» **Vorliegender Text**:
NDR Info: Inwiefern?
Pfeiffer: Es gibt sehr gut integrierte, relativ vorsichtige Kriegsflüchtlinge. Die Hälfte aller Flüchtlinge, 54 Prozent, kommen aus Syrien, Irak und Afghanistan und haben in Niedersachsen nur 16 Prozent aller den Flüchtlingen zugeschriebenen Raubdelikte begangen.
Aber völlig anders sind die aus Nordafrika kommenden Flüchtlinge: 0,9 Prozent ist ihr Anteil unter allen Neuankömmlingen, aber 31 Prozent unter denen, die wegen Raubes von der Polizei ermittelt wurden. Sie sind um das 35-fache überrepräsentiert.
Dämpfender weiblicher Einfluss fehlt
NDR Info: Kann man sagen, die Menschen die Kriegsflüchtlinge sind und deswegen eine höhere Wahrscheinlichkeit haben, dass ihr Asylantrag bewilligt wird, die begehen weniger Straftaten als Menschen, die wahrscheinlicher abgeschoben werden?
Pfeiffer: Ganz klar. Die Perspektiven sind der entscheidende Faktor. Wer glaubt, ich kann hier bleiben, wenn ich mich brav aufführe und keinen Unsinn anstelle, weil ich mir sonst alles kaputt mache, der hält sich an unsere Regeln, so weit es irgendwie geht. Natürlich gibt es unter uns einheimischen Deutschen und auch bei den Syrern ebenfalls Gewalttäter. Aber nicht im Übermaß.
Die Gegengruppe, denen wir gleich nach der Ankunft gesagt haben: Euch Armuts- und Wirtschaftsflüchtlinge wollen wir gar nicht, wir kümmern uns am liebsten um die Kriegsflüchtlinge - die haben gleich in der Silvesternacht in Köln gezeigt, wie wütend, frustriert und enttäuscht sie sind und sich da schrecklich aufgeführt.

» **Bereitgestellte Angaben**:
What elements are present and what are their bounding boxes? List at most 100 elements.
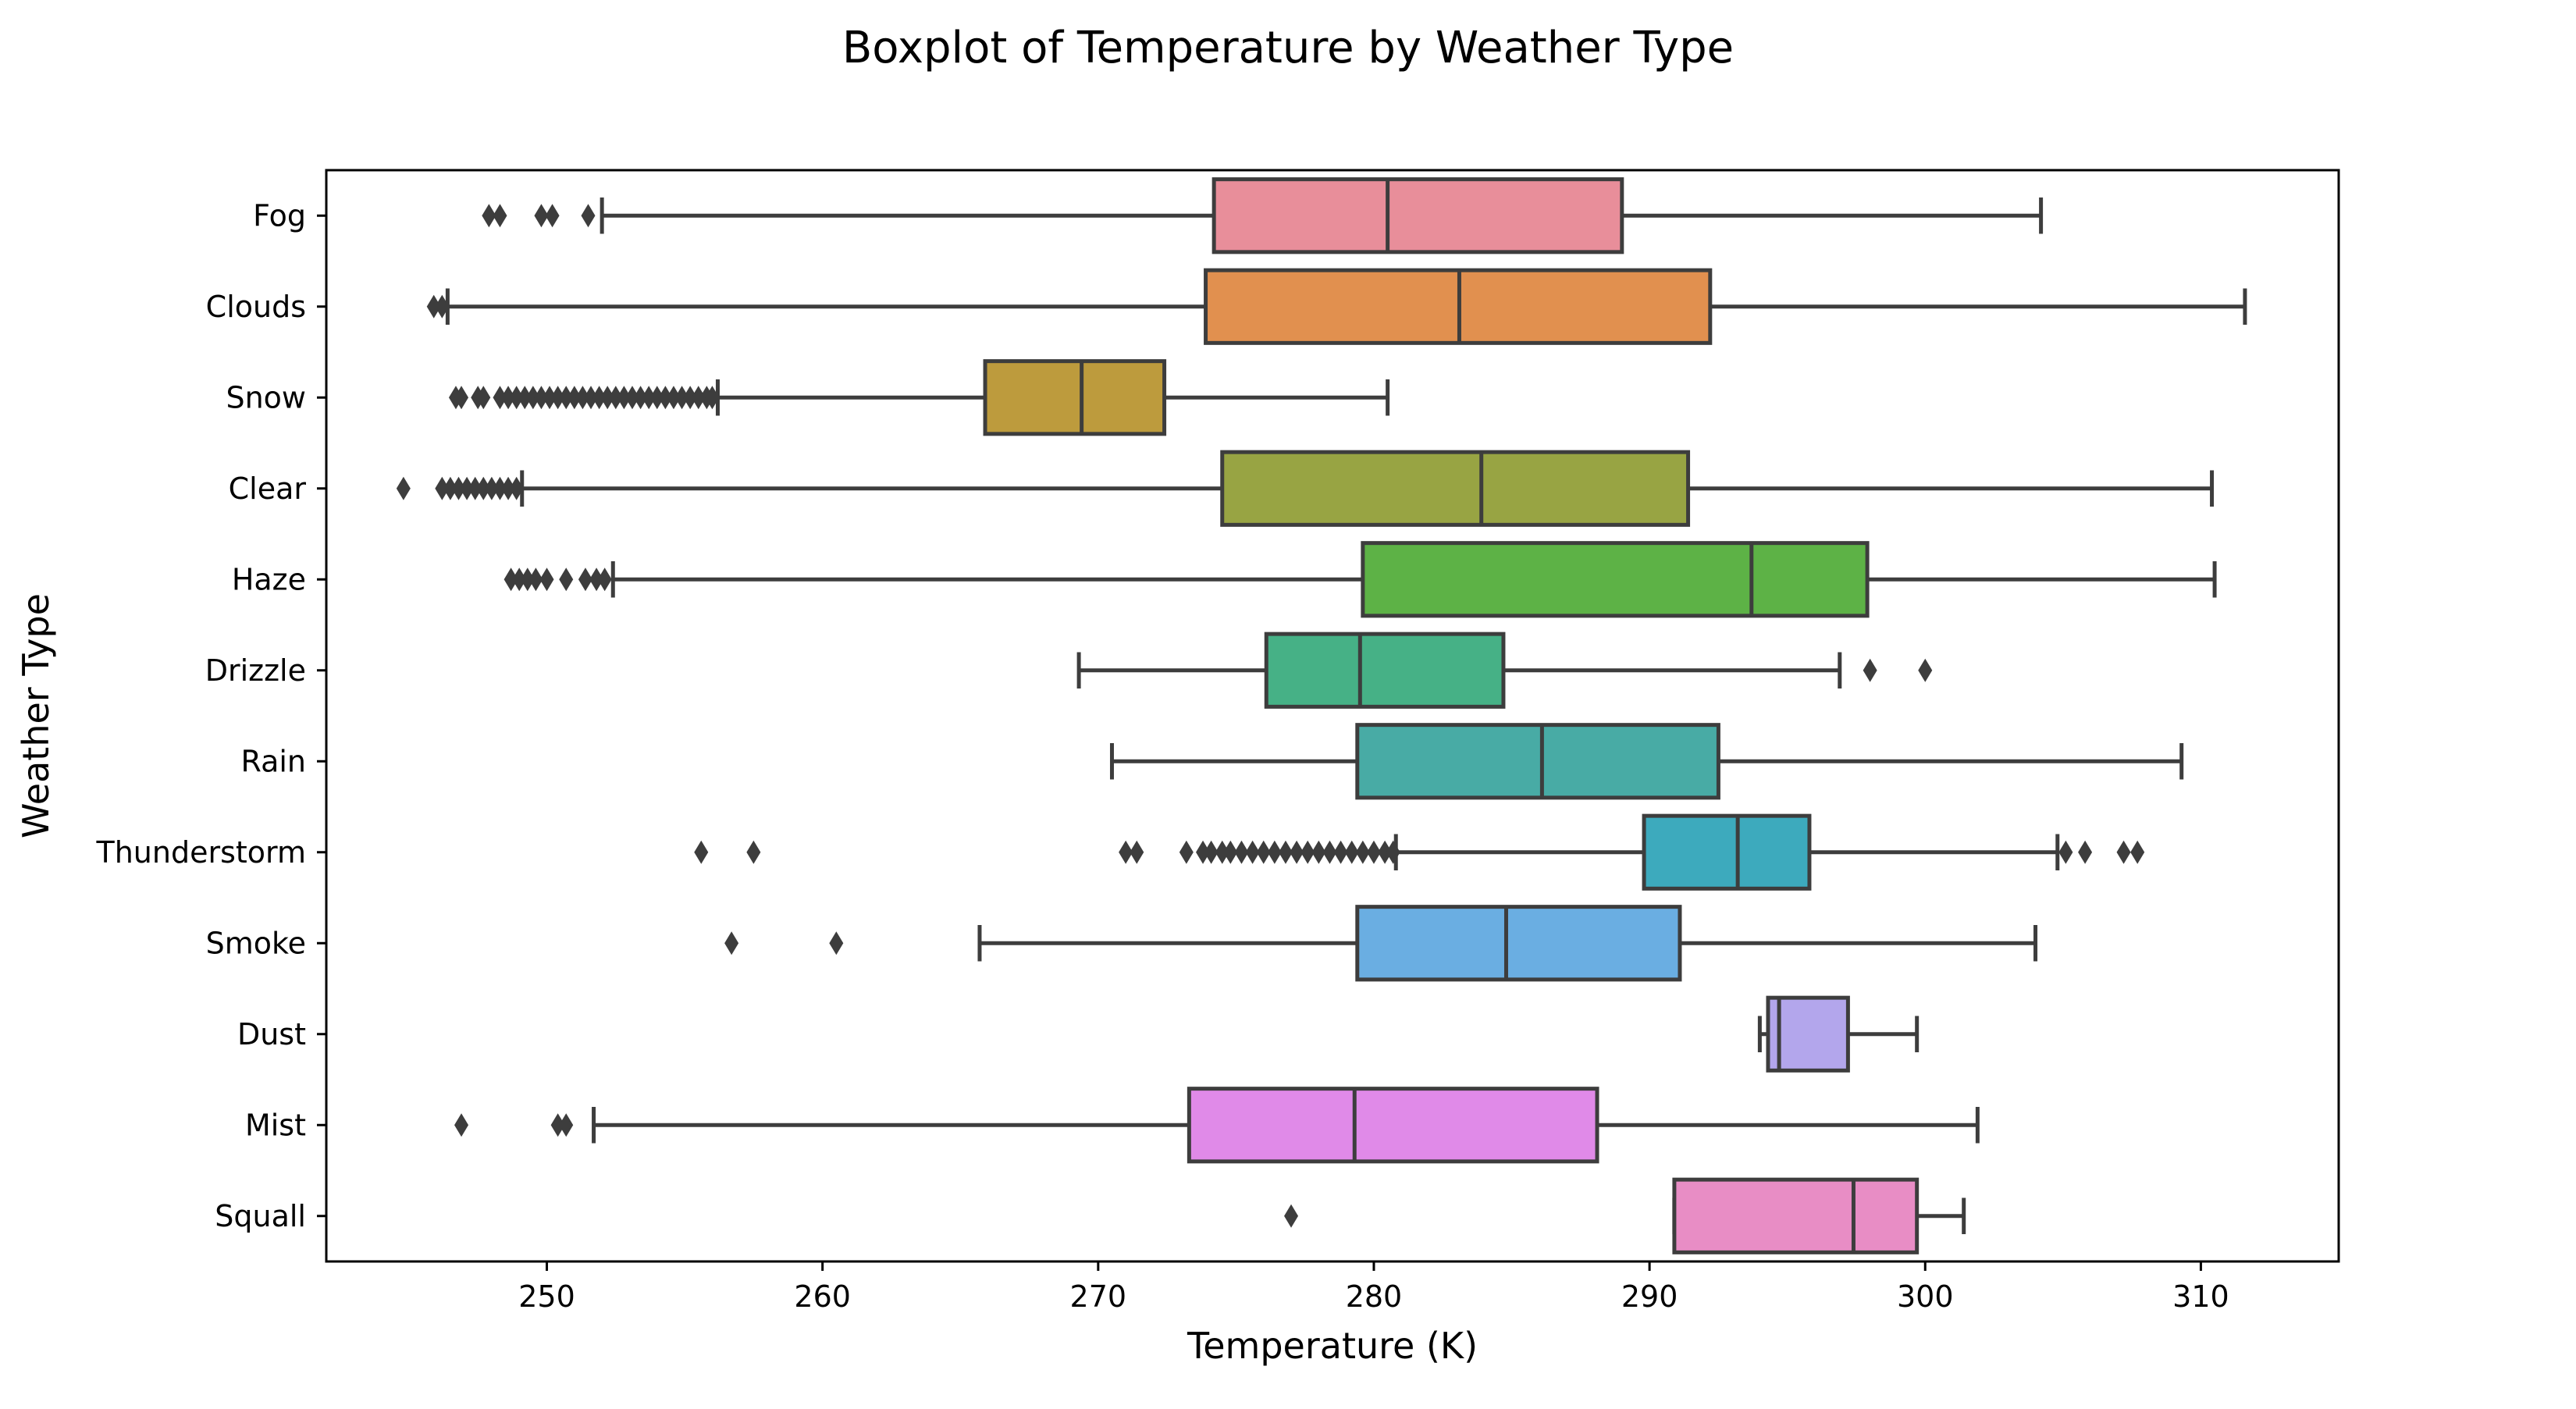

» **Angaben zur Aufgabe**:
Setze das Interview über Straftaten von Flüchtlingen im Anschluss an seinen letzten Satz fort.

» **Ergebnis der Aufgabe**:
Und das ist leider so geblieben. Das ist eine Problemgruppe. Aber die sind nicht die böseren Menschen, sondern schlicht die chancenlosen, die viel investiert haben, ihr Leben riskiert haben auf dem Weg übers Mittelmeer. Und dann landen sie hier. Und nichts ist geworden aus allen Träumen.
Und dann kommt ein Faktor hinzu: Das Gefährlichste ist in jedem Volk immer die männliche Altersgruppe der 14- bis 30-Jährigen. Bevor die Flüchtlingswelle kam, waren sie neun Prozent unserer Bevölkerung. Aber sie waren zuständig für die Hälfte aller Gewalttaten. Und jetzt kriegen wir auf einmal bei den Nordafrikanern jeden zweiten, der zu dieser gefährlichen Gruppe gehört. Bei den Kriegsflüchtlingen ist es nur jeder Vierte. Auch das spielt eine Rolle. Die frustrierten jungen Männer sind ein echtes Problem.
NDR Info: Ist das Verhalten dieser jungen Männer in Deutschland anders, als wenn sie in ihrer Heimat wären?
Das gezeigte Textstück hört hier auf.